◆ Supplied records ◆
— start —

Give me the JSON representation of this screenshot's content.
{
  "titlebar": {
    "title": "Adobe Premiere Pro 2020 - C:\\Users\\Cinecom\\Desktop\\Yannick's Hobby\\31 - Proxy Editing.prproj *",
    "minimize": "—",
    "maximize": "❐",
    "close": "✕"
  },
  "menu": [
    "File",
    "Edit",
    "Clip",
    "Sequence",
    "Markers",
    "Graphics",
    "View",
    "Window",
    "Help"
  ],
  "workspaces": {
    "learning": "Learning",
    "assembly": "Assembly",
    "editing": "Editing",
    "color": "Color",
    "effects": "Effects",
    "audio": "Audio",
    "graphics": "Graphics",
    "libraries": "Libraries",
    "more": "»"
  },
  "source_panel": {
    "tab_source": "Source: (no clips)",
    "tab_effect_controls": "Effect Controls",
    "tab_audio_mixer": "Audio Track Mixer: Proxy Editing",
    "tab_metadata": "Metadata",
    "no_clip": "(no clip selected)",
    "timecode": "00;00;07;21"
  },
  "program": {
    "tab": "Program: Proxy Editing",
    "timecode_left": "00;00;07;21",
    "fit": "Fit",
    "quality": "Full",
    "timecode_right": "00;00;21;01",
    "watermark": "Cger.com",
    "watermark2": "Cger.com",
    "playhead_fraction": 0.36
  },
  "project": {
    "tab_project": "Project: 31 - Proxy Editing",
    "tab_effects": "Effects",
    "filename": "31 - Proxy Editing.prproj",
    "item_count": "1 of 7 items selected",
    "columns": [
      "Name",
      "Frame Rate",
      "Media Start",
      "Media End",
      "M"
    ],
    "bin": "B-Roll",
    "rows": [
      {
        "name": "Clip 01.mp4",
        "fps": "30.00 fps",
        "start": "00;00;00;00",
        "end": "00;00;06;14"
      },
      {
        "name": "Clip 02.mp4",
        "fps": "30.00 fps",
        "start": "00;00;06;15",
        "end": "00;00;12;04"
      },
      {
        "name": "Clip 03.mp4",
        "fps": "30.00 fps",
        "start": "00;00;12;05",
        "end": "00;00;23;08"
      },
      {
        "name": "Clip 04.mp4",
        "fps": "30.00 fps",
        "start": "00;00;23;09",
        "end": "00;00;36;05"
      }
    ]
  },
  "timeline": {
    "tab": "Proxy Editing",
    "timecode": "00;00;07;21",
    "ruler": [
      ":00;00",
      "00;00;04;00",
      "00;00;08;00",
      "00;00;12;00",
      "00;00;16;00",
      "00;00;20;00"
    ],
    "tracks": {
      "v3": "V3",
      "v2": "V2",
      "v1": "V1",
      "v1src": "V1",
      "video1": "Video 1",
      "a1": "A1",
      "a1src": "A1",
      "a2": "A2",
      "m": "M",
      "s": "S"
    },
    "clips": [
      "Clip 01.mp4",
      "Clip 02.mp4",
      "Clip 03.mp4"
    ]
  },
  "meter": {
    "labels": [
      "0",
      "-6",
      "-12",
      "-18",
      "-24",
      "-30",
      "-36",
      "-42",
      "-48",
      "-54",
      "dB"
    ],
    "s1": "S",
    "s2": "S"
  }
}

— end —

◆ Directions for this task ◆
Lines from the records above that hold "prproj" are the ones to list.

◆ Full response ◆
    "title": "Adobe Premiere Pro 2020 - C:\\Users\\Cinecom\\Desktop\\Yannick's Hobby\\31 - Proxy Editing.prproj *",
    "filename": "31 - Proxy Editing.prproj",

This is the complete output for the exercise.